- _Exercise details_:
Transcribe the records that follow exactly. Skip the pictures.

────

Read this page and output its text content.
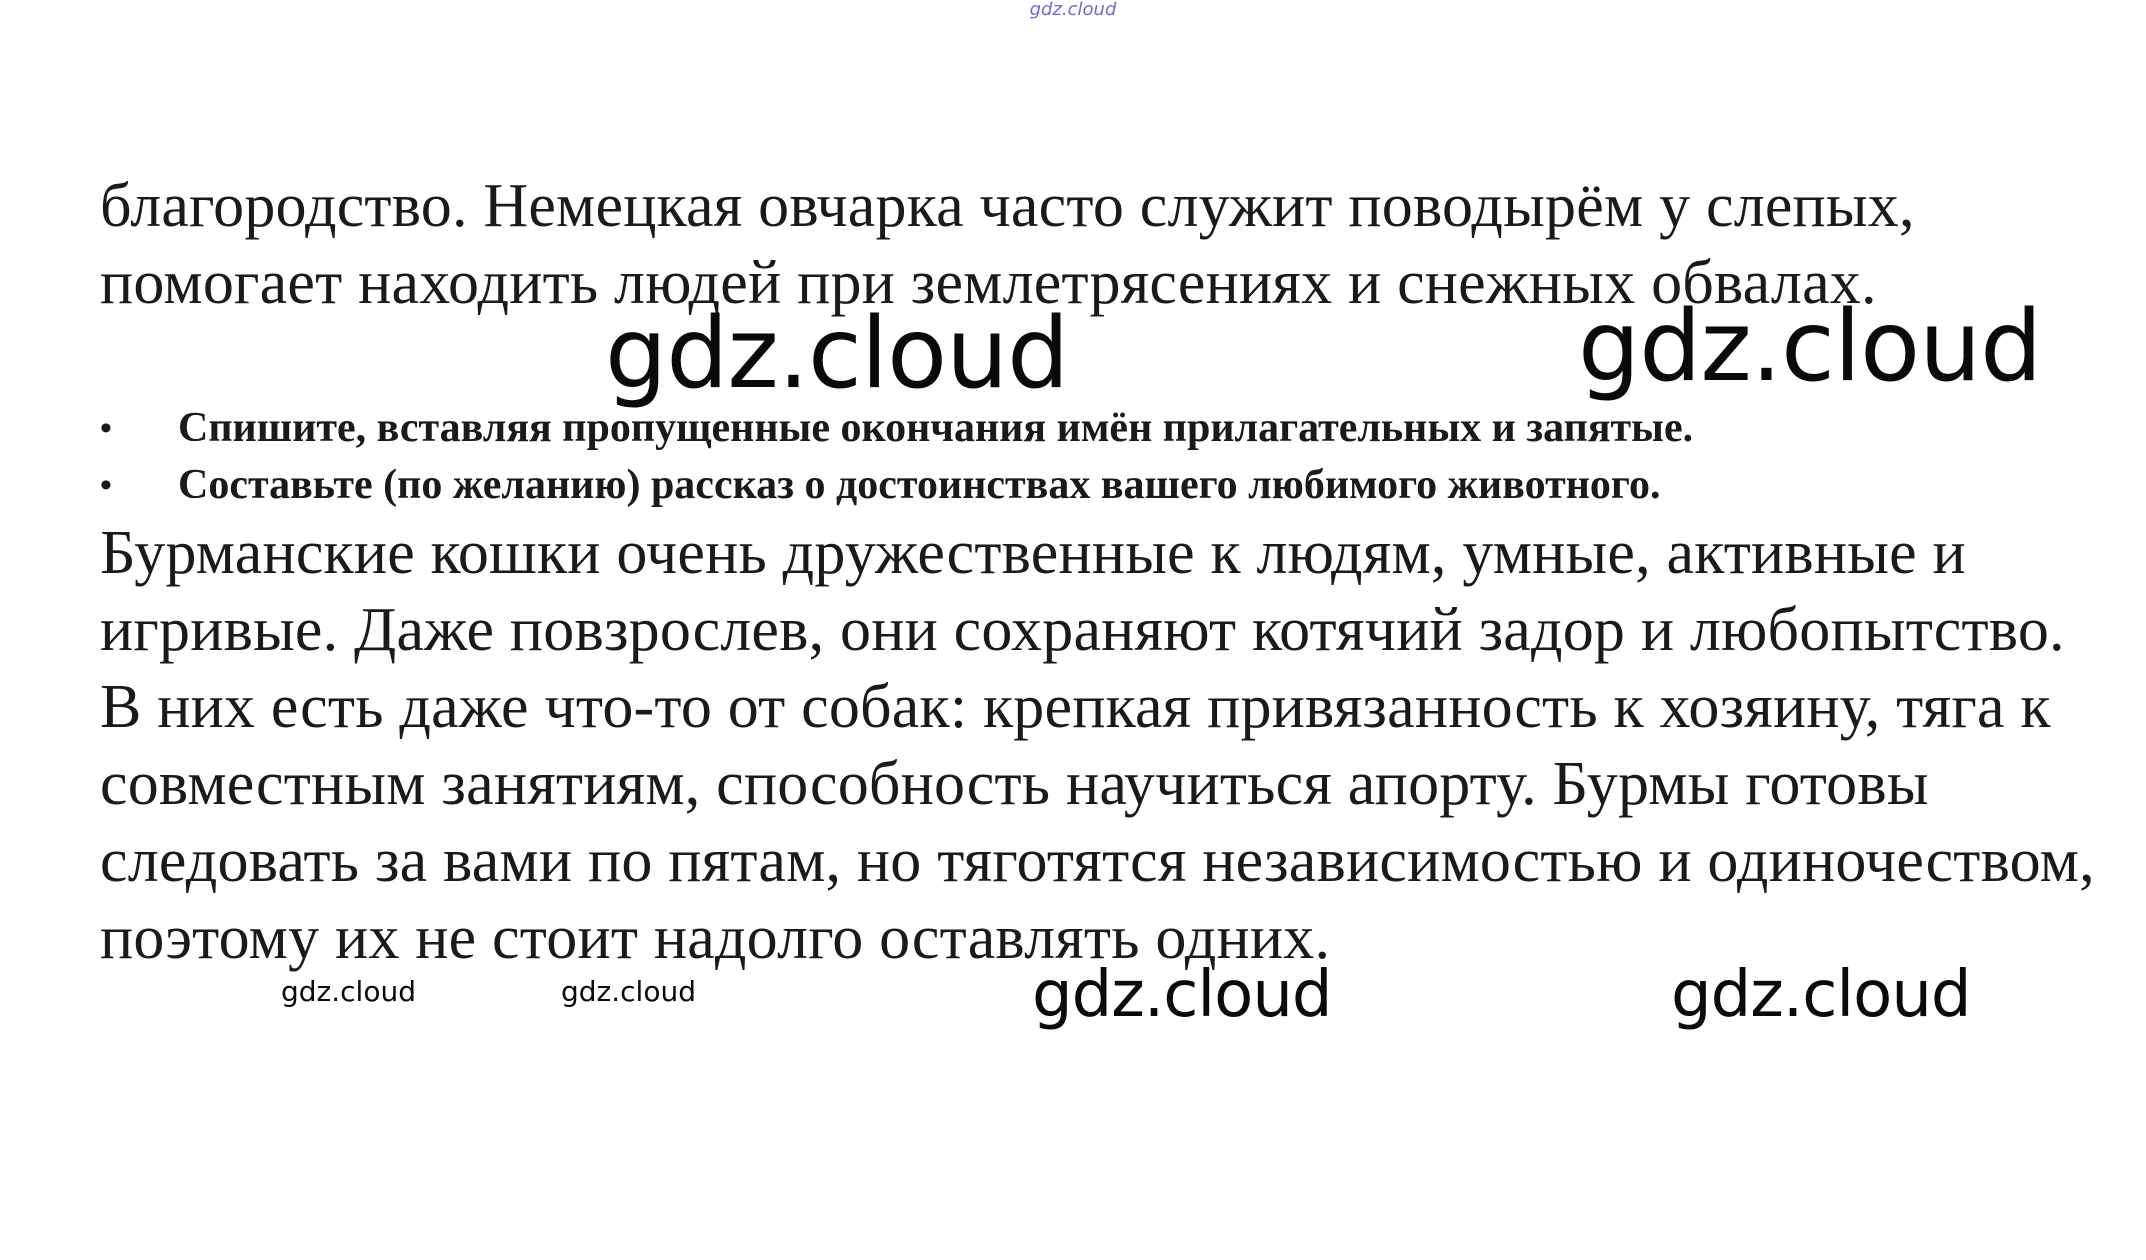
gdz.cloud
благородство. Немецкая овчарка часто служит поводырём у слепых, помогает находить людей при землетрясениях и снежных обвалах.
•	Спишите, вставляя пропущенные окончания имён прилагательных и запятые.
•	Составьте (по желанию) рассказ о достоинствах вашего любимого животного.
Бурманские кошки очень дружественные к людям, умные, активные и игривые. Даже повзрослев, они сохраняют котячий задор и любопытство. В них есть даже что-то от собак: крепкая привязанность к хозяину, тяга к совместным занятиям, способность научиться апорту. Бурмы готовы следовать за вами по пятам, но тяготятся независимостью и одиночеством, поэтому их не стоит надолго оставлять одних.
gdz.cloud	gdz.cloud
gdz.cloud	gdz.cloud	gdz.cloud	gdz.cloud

────

- _Exercise output_:
Read this page and output its text content.
gdz.cloud
благородство. Немецкая овчарка часто служит поводырём у слепых, помогает находить людей при землетрясениях и снежных обвалах.
•	Спишите, вставляя пропущенные окончания имён прилагательных и запятые.
•	Составьте (по желанию) рассказ о достоинствах вашего любимого животного.
Бурманские кошки очень дружественные к людям, умные, активные и игривые. Даже повзрослев, они сохраняют котячий задор и любопытство. В них есть даже что-то от собак: крепкая привязанность к хозяину, тяга к совместным занятиям, способность научиться апорту. Бурмы готовы следовать за вами по пятам, но тяготятся независимостью и одиночеством, поэтому их не стоит надолго оставлять одних.
gdz.cloud	gdz.cloud
gdz.cloud	gdz.cloud	gdz.cloud	gdz.cloud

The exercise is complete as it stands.